作業依頼 1: サッカーメディアの捏造インタビューを扱った本文で、明らかに一線を越えていると思われるケースは何と呼ばれていますか。
作業依頼 2: サッカーメディアの捏造インタビューを扱った本文を、最後の文の後から書き進めてください。

本文:
インタビュー記事の捏造が日本のサッカーメディアに蔓延。最新号の『フットボール批評issue10』で徹底追及
インタビュー記事を読んでいて、もしそのインタビューが実際には行われていないものだったら、あなたはどう思うだろうか?
2016年03月07日(Mon)14時57分配信
インタビュー記事を読んでいて、もしそのインタビューが実際には行われていないものだったら、あなたはどう思うだろうか? にわかには信じがたい話かもしれないが、実際には行われていない海外の監督や選手のエアインタビュー記事が日本のサッカーメディアに流通しているのは紛れもない事実である。
監督や選手のインタビュー記事というのは雑誌の売りになる。それが欧州で指揮する大物監督やビッグクラブでプレーするスター選手であればなおさらだ。しかし、ビッグネームのインタビューは簡単にはとれない。
そうした希少価値のあるインタビューだからこそ、メディアはあの手この手で取材を試みる。信頼の置ける記者や地道に築き上げたコネクションを使う真っ当なやり方から、高額な取材謝礼を用意したり、スポンサー絡みで行うものまで様々だが、なかには明らかに一線を越えていると思われるケースがある。それがエアインタビュー記事である。

提示資料:
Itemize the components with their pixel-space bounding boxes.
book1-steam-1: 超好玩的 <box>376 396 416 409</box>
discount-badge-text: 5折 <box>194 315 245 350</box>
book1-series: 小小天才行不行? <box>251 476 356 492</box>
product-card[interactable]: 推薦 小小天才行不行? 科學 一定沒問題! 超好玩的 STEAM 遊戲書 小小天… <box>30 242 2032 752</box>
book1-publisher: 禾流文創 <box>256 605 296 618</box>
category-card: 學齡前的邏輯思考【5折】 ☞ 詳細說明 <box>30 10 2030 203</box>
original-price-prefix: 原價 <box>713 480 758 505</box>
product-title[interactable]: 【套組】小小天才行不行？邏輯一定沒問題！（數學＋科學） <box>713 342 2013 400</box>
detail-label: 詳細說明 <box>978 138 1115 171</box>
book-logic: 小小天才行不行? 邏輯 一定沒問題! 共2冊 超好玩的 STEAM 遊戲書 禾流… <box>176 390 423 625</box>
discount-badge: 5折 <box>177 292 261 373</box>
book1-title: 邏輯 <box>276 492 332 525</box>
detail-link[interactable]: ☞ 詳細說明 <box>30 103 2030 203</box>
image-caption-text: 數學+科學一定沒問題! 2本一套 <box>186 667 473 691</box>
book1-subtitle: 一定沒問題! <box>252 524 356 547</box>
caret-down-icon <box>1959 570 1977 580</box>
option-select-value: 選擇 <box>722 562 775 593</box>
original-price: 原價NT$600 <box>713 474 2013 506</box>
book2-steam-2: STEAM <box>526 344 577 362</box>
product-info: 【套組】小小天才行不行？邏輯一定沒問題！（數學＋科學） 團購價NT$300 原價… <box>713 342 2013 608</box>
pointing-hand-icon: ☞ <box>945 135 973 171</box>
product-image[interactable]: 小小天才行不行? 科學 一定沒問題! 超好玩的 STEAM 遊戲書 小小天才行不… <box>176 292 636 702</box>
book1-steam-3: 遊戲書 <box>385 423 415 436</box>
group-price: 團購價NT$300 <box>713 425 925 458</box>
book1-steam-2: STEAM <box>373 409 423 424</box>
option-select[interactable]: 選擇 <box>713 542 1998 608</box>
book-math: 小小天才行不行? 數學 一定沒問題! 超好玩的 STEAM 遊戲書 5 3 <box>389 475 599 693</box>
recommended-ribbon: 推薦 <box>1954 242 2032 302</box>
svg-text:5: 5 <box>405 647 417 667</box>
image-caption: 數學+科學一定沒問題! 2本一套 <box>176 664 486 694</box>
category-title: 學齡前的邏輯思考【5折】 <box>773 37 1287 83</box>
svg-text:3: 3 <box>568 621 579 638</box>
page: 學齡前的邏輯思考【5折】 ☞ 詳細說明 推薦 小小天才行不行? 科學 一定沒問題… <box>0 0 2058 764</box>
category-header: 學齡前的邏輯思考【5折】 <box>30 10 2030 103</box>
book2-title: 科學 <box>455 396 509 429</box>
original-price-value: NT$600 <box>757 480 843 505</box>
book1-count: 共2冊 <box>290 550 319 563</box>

回答欄 1: エアインタビュー記事です。

回答欄 2:
エアインタビュー記事にはいくつかの種類がある。主なところでは、(1)海外記者が過去に取材したものなどを再構成してあたかもインタビューをしたかのように見せかけ一問一答形式に仕立て上げる。
(2)海外メディア(新聞、雑誌、TV等)に載ったコメントなどをかき集めて翻訳してインタビュー形式で構成する。(3)海外記者が「インタビューをした」と嘘をついて捏造した原稿を送ってくる。
編集部が意図してそうした記事を発注している場合は言語道断だが、(3)のようなケースの場合は編集部のチェック機能が問われる。
最新号の『フットボール批評issue10』の巻頭企画では「捏造記事を許すな」と題して、そうしたサッカーメディアに流通する海外監督や選手のエアインタビュー記事の問題を追及した。
詳細は本誌を読んでいただければと思うが、あくまで一例として、個別のインタビュー取材を受けないと言われるFCバルセロナの監督ルイス・エンリケのインタビュー記事に対して、バルセロナ広報に確認をとった上で検証も行っている。
海外の有名な監督や選手に取材を行うコネクション作りは一朝一夕にはいかない。だからこそ、真面目にその努力を積み重ねている人の仕事を“反則”で奪うようなことは許せないし、無論、読者を欺く行為でもある。モラルの欠如、質の低下を招くような慣習を放置するのは、サッカー界にとってもいいことではない。何より、そのようなことを行っている媒体にサッカーを伝えて欲しくないと、一サッカーファンとして強く思う。
一部に根強く残る悪しき慣習をなくしていくためにも、ぜひ一人でも多くの方にこの記事を読んでいただければ幸いだ。